**SET TASK**. Would you transcribe all of the data exactly, down to the last character?

**EXERCISE DATA**.

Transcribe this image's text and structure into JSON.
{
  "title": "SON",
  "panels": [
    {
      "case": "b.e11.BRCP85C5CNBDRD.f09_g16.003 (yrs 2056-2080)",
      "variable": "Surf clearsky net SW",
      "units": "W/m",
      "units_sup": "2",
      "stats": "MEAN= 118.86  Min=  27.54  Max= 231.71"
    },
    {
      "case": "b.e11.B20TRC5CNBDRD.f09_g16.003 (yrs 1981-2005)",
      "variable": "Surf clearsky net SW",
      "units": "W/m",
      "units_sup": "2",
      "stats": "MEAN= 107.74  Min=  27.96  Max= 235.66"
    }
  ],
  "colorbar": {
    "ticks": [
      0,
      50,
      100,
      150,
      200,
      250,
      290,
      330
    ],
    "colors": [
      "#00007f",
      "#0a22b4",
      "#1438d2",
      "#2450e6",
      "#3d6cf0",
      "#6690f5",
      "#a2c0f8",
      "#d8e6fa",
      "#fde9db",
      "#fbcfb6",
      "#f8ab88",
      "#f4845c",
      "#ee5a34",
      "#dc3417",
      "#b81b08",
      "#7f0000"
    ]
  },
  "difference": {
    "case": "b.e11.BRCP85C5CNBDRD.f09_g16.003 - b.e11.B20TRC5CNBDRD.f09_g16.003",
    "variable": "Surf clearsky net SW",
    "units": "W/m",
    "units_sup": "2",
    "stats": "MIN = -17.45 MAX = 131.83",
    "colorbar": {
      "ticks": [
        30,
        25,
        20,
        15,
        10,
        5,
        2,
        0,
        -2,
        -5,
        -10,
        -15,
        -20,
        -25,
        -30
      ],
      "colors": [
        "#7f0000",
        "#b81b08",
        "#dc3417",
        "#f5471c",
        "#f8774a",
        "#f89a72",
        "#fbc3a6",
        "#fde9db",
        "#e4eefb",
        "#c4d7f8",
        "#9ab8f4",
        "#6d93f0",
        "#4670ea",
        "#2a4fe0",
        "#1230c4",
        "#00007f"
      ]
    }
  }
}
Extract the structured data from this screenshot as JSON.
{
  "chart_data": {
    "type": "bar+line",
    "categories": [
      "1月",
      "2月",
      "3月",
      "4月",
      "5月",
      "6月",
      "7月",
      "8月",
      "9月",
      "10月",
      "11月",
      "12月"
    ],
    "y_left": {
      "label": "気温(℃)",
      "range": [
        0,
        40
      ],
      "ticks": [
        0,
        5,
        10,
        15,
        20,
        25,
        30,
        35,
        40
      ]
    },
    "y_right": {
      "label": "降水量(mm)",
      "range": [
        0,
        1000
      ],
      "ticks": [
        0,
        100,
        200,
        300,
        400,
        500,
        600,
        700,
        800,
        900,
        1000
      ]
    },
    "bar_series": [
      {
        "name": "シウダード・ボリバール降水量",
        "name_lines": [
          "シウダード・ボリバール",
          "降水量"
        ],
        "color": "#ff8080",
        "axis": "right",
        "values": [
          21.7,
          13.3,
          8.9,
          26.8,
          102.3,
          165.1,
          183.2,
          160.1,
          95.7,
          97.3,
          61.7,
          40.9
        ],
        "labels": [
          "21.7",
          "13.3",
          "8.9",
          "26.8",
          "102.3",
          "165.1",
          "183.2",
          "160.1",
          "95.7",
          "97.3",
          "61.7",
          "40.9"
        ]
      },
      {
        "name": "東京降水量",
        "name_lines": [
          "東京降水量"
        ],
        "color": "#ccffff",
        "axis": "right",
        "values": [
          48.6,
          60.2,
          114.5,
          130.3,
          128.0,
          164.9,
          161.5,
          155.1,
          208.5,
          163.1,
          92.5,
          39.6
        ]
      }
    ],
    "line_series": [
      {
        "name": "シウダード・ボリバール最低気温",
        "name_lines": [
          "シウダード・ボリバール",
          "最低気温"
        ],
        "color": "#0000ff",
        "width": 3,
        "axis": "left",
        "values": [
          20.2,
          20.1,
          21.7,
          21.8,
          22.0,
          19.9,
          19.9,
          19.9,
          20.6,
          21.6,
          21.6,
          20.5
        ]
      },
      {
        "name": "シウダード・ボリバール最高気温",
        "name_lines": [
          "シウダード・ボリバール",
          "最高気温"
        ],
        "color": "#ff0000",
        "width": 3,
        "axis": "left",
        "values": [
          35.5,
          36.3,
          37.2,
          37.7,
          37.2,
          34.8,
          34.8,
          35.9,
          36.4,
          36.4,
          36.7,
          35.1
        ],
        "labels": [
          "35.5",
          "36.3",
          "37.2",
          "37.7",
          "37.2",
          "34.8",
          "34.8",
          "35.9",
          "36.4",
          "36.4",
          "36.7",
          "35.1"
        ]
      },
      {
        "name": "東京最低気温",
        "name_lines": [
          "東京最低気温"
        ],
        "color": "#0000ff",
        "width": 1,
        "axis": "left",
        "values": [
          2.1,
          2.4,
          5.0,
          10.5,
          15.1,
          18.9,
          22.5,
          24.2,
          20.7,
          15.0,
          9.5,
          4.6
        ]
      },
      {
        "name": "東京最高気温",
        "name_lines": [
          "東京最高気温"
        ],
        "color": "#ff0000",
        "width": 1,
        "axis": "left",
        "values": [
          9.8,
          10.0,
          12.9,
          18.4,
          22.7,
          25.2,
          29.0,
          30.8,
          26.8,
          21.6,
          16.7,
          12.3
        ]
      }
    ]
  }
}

**ANSWER TO THIS PROBLEM**.
Transcribe this image's text and structure into JSON.
{
  "title": "SON",
  "panels": [
    {
      "case": "b.e11.BRCP85C5CNBDRD.f09_g16.003 (yrs 2056-2080)",
      "variable": "Surf clearsky net SW",
      "units": "W/m",
      "units_sup": "2",
      "stats": "MEAN= 118.86  Min=  27.54  Max= 231.71"
    },
    {
      "case": "b.e11.B20TRC5CNBDRD.f09_g16.003 (yrs 1981-2005)",
      "variable": "Surf clearsky net SW",
      "units": "W/m",
      "units_sup": "2",
      "stats": "MEAN= 107.74  Min=  27.96  Max= 235.66"
    }
  ],
  "colorbar": {
    "ticks": [
      0,
      50,
      100,
      150,
      200,
      250,
      290,
      330
    ],
    "colors": [
      "#00007f",
      "#0a22b4",
      "#1438d2",
      "#2450e6",
      "#3d6cf0",
      "#6690f5",
      "#a2c0f8",
      "#d8e6fa",
      "#fde9db",
      "#fbcfb6",
      "#f8ab88",
      "#f4845c",
      "#ee5a34",
      "#dc3417",
      "#b81b08",
      "#7f0000"
    ]
  },
  "difference": {
    "case": "b.e11.BRCP85C5CNBDRD.f09_g16.003 - b.e11.B20TRC5CNBDRD.f09_g16.003",
    "variable": "Surf clearsky net SW",
    "units": "W/m",
    "units_sup": "2",
    "stats": "MIN = -17.45 MAX = 131.83",
    "colorbar": {
      "ticks": [
        30,
        25,
        20,
        15,
        10,
        5,
        2,
        0,
        -2,
        -5,
        -10,
        -15,
        -20,
        -25,
        -30
      ],
      "colors": [
        "#7f0000",
        "#b81b08",
        "#dc3417",
        "#f5471c",
        "#f8774a",
        "#f89a72",
        "#fbc3a6",
        "#fde9db",
        "#e4eefb",
        "#c4d7f8",
        "#9ab8f4",
        "#6d93f0",
        "#4670ea",
        "#2a4fe0",
        "#1230c4",
        "#00007f"
      ]
    }
  }
}
Extract the structured data from this screenshot as JSON.
{
  "chart_data": {
    "type": "bar+line",
    "categories": [
      "1月",
      "2月",
      "3月",
      "4月",
      "5月",
      "6月",
      "7月",
      "8月",
      "9月",
      "10月",
      "11月",
      "12月"
    ],
    "y_left": {
      "label": "気温(℃)",
      "range": [
        0,
        40
      ],
      "ticks": [
        0,
        5,
        10,
        15,
        20,
        25,
        30,
        35,
        40
      ]
    },
    "y_right": {
      "label": "降水量(mm)",
      "range": [
        0,
        1000
      ],
      "ticks": [
        0,
        100,
        200,
        300,
        400,
        500,
        600,
        700,
        800,
        900,
        1000
      ]
    },
    "bar_series": [
      {
        "name": "シウダード・ボリバール降水量",
        "name_lines": [
          "シウダード・ボリバール",
          "降水量"
        ],
        "color": "#ff8080",
        "axis": "right",
        "values": [
          21.7,
          13.3,
          8.9,
          26.8,
          102.3,
          165.1,
          183.2,
          160.1,
          95.7,
          97.3,
          61.7,
          40.9
        ],
        "labels": [
          "21.7",
          "13.3",
          "8.9",
          "26.8",
          "102.3",
          "165.1",
          "183.2",
          "160.1",
          "95.7",
          "97.3",
          "61.7",
          "40.9"
        ]
      },
      {
        "name": "東京降水量",
        "name_lines": [
          "東京降水量"
        ],
        "color": "#ccffff",
        "axis": "right",
        "values": [
          48.6,
          60.2,
          114.5,
          130.3,
          128.0,
          164.9,
          161.5,
          155.1,
          208.5,
          163.1,
          92.5,
          39.6
        ]
      }
    ],
    "line_series": [
      {
        "name": "シウダード・ボリバール最低気温",
        "name_lines": [
          "シウダード・ボリバール",
          "最低気温"
        ],
        "color": "#0000ff",
        "width": 3,
        "axis": "left",
        "values": [
          20.2,
          20.1,
          21.7,
          21.8,
          22.0,
          19.9,
          19.9,
          19.9,
          20.6,
          21.6,
          21.6,
          20.5
        ]
      },
      {
        "name": "シウダード・ボリバール最高気温",
        "name_lines": [
          "シウダード・ボリバール",
          "最高気温"
        ],
        "color": "#ff0000",
        "width": 3,
        "axis": "left",
        "values": [
          35.5,
          36.3,
          37.2,
          37.7,
          37.2,
          34.8,
          34.8,
          35.9,
          36.4,
          36.4,
          36.7,
          35.1
        ],
        "labels": [
          "35.5",
          "36.3",
          "37.2",
          "37.7",
          "37.2",
          "34.8",
          "34.8",
          "35.9",
          "36.4",
          "36.4",
          "36.7",
          "35.1"
        ]
      },
      {
        "name": "東京最低気温",
        "name_lines": [
          "東京最低気温"
        ],
        "color": "#0000ff",
        "width": 1,
        "axis": "left",
        "values": [
          2.1,
          2.4,
          5.0,
          10.5,
          15.1,
          18.9,
          22.5,
          24.2,
          20.7,
          15.0,
          9.5,
          4.6
        ]
      },
      {
        "name": "東京最高気温",
        "name_lines": [
          "東京最高気温"
        ],
        "color": "#ff0000",
        "width": 1,
        "axis": "left",
        "values": [
          9.8,
          10.0,
          12.9,
          18.4,
          22.7,
          25.2,
          29.0,
          30.8,
          26.8,
          21.6,
          16.7,
          12.3
        ]
      }
    ]
  }
}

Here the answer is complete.